**PROBLEM**
Of the lines in the listing, how many include the string "document"? Write the number and nothing else.

[Lines of data]
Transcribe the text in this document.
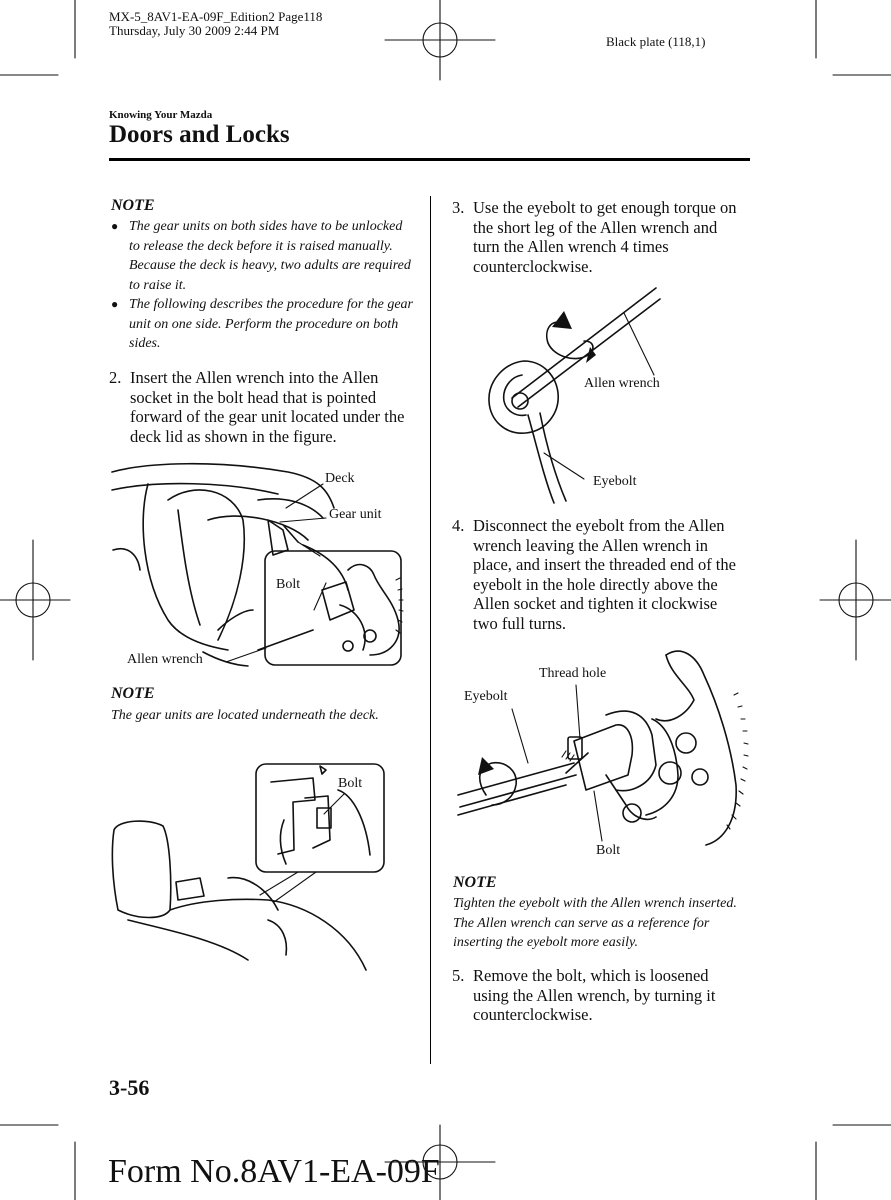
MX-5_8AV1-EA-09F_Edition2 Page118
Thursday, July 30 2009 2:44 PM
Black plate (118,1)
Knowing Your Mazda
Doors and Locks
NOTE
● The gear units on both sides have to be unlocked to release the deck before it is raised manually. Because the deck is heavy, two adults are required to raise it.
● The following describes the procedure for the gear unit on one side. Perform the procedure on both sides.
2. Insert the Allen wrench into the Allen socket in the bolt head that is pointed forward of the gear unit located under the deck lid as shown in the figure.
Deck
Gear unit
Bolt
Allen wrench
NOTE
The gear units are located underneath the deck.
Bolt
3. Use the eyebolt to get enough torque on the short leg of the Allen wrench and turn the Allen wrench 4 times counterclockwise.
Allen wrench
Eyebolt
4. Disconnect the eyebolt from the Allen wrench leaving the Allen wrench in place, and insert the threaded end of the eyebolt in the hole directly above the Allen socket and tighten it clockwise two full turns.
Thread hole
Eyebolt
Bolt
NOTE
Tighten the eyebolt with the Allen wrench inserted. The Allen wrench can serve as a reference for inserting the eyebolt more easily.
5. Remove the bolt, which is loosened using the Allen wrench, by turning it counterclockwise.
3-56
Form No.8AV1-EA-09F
* * *
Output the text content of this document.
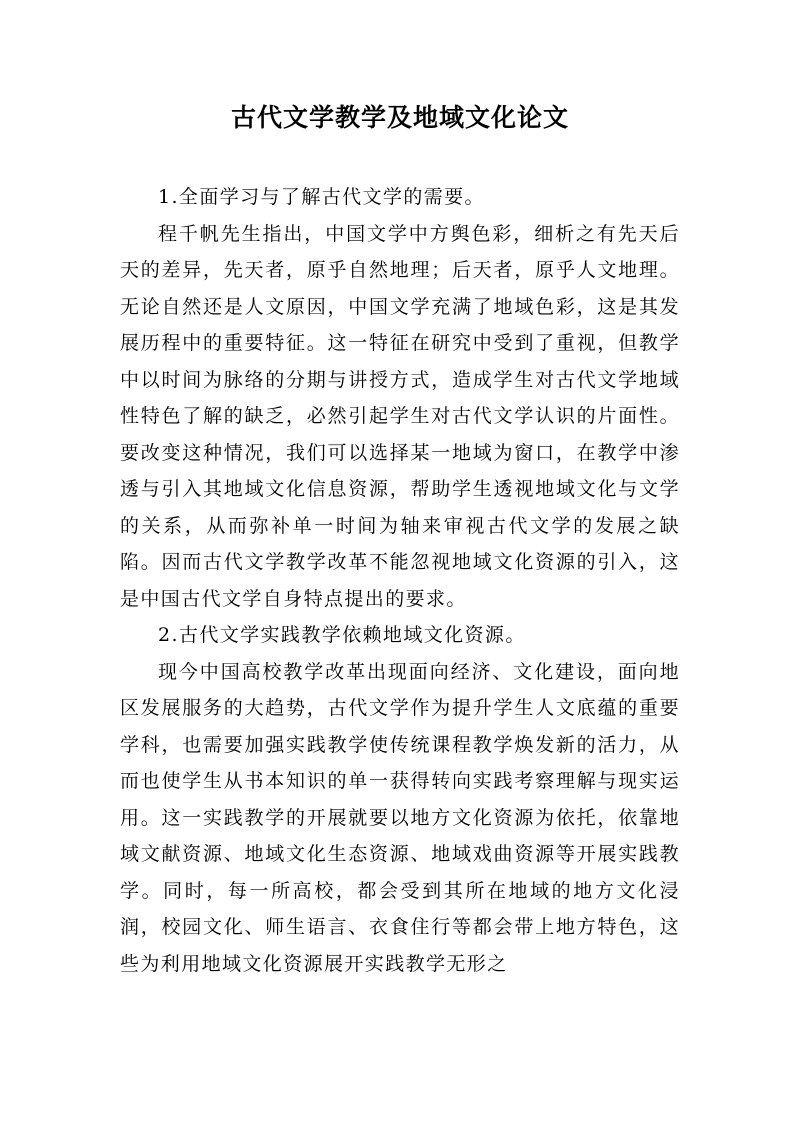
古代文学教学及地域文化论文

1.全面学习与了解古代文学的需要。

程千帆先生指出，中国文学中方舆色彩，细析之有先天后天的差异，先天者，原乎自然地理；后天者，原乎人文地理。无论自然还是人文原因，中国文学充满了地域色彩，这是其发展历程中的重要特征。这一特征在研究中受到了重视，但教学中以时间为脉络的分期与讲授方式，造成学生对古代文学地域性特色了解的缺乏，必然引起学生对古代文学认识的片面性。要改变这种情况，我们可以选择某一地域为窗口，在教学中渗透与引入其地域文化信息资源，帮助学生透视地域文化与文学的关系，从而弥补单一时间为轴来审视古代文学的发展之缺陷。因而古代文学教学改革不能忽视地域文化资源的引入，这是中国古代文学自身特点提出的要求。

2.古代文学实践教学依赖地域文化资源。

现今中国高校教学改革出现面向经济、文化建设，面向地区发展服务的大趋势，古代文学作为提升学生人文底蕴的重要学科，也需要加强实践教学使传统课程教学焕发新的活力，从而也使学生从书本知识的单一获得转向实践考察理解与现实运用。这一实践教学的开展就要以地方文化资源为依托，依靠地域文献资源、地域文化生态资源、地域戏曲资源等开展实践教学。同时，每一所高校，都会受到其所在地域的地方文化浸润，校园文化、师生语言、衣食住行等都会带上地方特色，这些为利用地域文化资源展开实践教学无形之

**THE REPLY**
2